• [TASK OBJECTIVE] The listing below must be repeated word for word, with its images excluded.

• [SOURCE MATERIAL]
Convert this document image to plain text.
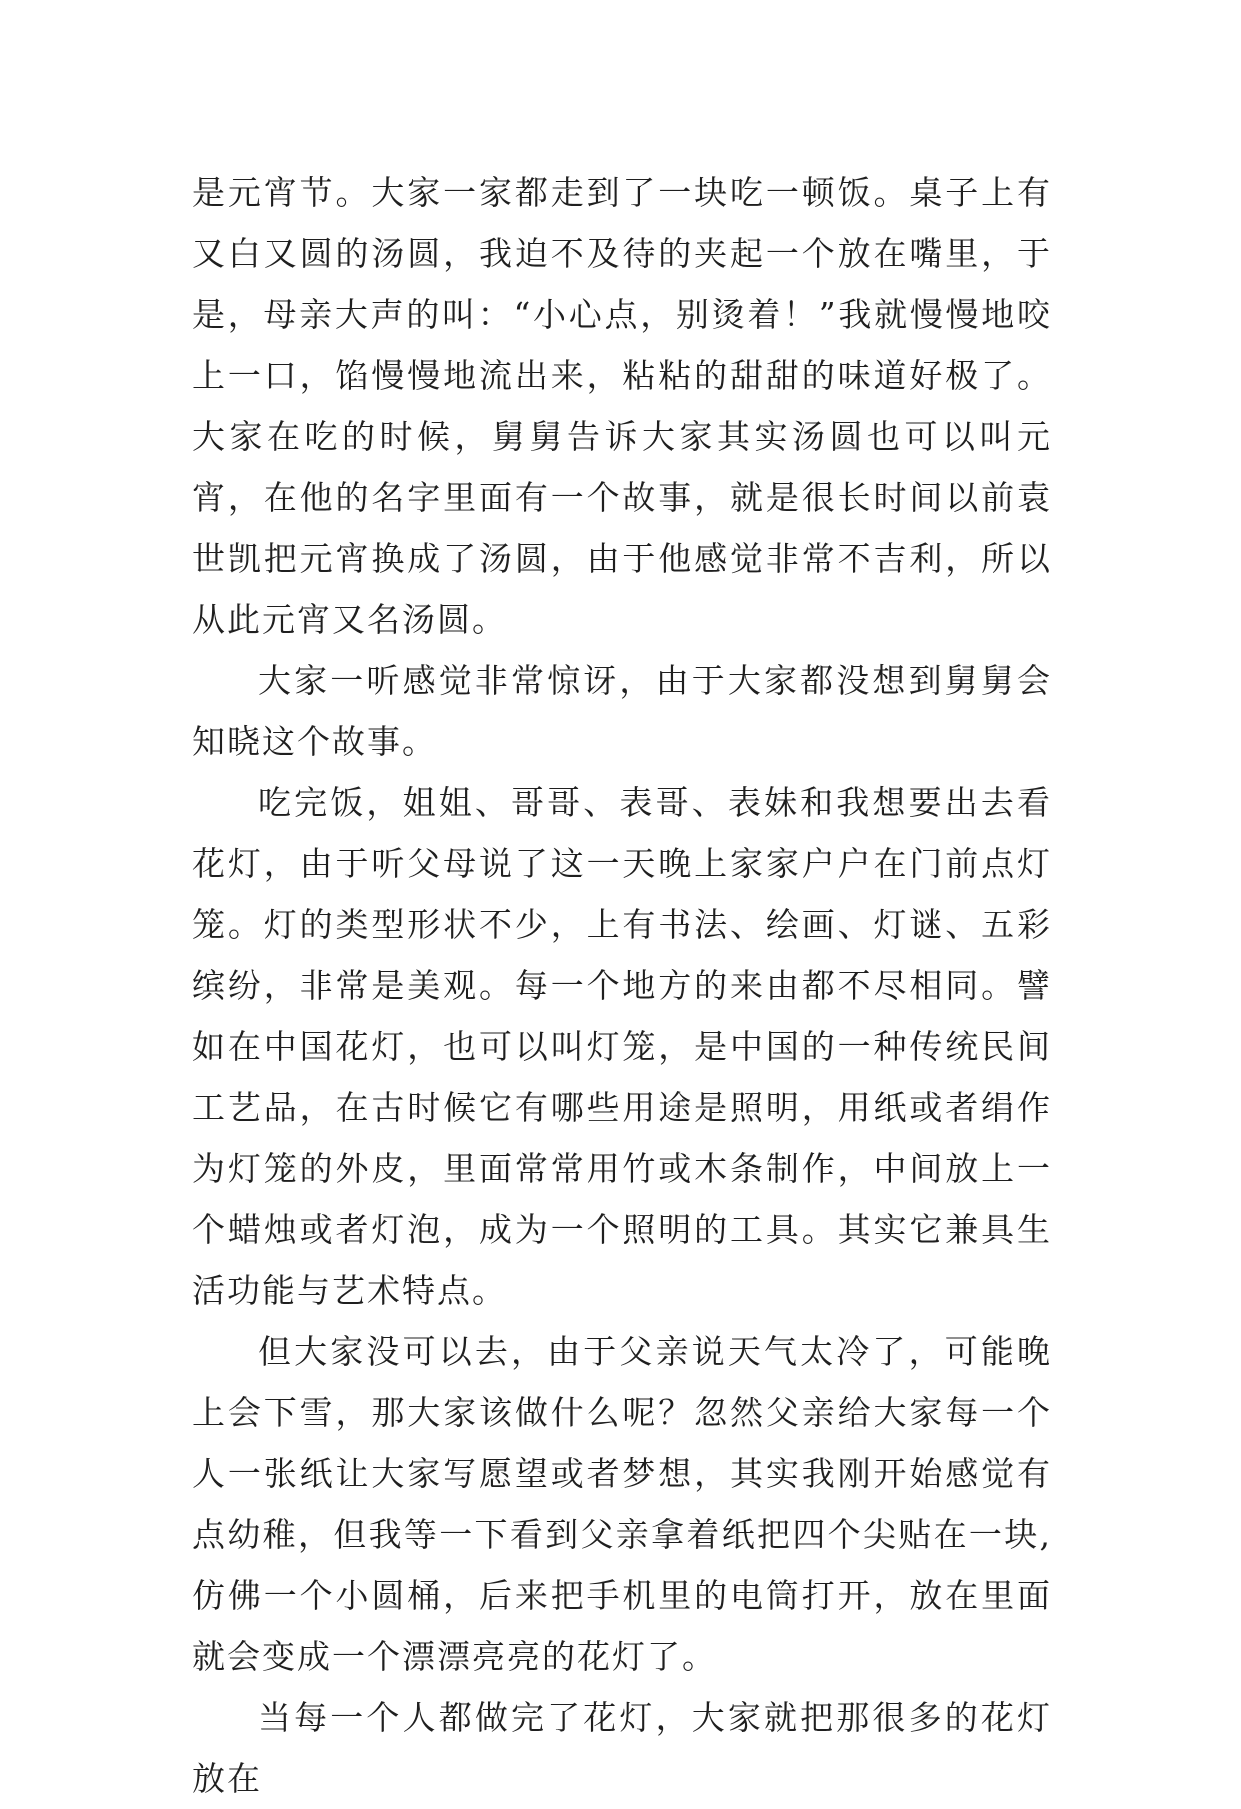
是元宵节。大家一家都走到了一块吃一顿饭。桌子上有又白又圆的汤圆，我迫不及待的夹起一个放在嘴里，于是，母亲大声的叫：“小心点，别烫着！”我就慢慢地咬上一口，馅慢慢地流出来，粘粘的甜甜的味道好极了。大家在吃的时候，舅舅告诉大家其实汤圆也可以叫元宵，在他的名字里面有一个故事，就是很长时间以前袁世凯把元宵换成了汤圆，由于他感觉非常不吉利，所以从此元宵又名汤圆。

大家一听感觉非常惊讶，由于大家都没想到舅舅会知晓这个故事。

吃完饭，姐姐、哥哥、表哥、表妹和我想要出去看花灯，由于听父母说了这一天晚上家家户户在门前点灯笼。灯的类型形状不少，上有书法、绘画、灯谜、五彩缤纷，非常是美观。每一个地方的来由都不尽相同。譬如在中国花灯，也可以叫灯笼，是中国的一种传统民间工艺品，在古时候它有哪些用途是照明，用纸或者绢作为灯笼的外皮，里面常常用竹或木条制作，中间放上一个蜡烛或者灯泡，成为一个照明的工具。其实它兼具生活功能与艺术特点。

但大家没可以去，由于父亲说天气太冷了，可能晚上会下雪，那大家该做什么呢？忽然父亲给大家每一个人一张纸让大家写愿望或者梦想，其实我刚开始感觉有点幼稚，但我等一下看到父亲拿着纸把四个尖贴在一块,仿佛一个小圆桶，后来把手机里的电筒打开，放在里面就会变成一个漂漂亮亮的花灯了。

当每一个人都做完了花灯，大家就把那很多的花灯放在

• [THE OUTPUT]
Convert this document image to plain text.
是元宵节。大家一家都走到了一块吃一顿饭。桌子上有又白又圆的汤圆，我迫不及待的夹起一个放在嘴里，于是，母亲大声的叫：“小心点，别烫着！”我就慢慢地咬上一口，馅慢慢地流出来，粘粘的甜甜的味道好极了。大家在吃的时候，舅舅告诉大家其实汤圆也可以叫元宵，在他的名字里面有一个故事，就是很长时间以前袁世凯把元宵换成了汤圆，由于他感觉非常不吉利，所以从此元宵又名汤圆。

大家一听感觉非常惊讶，由于大家都没想到舅舅会知晓这个故事。

吃完饭，姐姐、哥哥、表哥、表妹和我想要出去看花灯，由于听父母说了这一天晚上家家户户在门前点灯笼。灯的类型形状不少，上有书法、绘画、灯谜、五彩缤纷，非常是美观。每一个地方的来由都不尽相同。譬如在中国花灯，也可以叫灯笼，是中国的一种传统民间工艺品，在古时候它有哪些用途是照明，用纸或者绢作为灯笼的外皮，里面常常用竹或木条制作，中间放上一个蜡烛或者灯泡，成为一个照明的工具。其实它兼具生活功能与艺术特点。

但大家没可以去，由于父亲说天气太冷了，可能晚上会下雪，那大家该做什么呢？忽然父亲给大家每一个人一张纸让大家写愿望或者梦想，其实我刚开始感觉有点幼稚，但我等一下看到父亲拿着纸把四个尖贴在一块,仿佛一个小圆桶，后来把手机里的电筒打开，放在里面就会变成一个漂漂亮亮的花灯了。

当每一个人都做完了花灯，大家就把那很多的花灯放在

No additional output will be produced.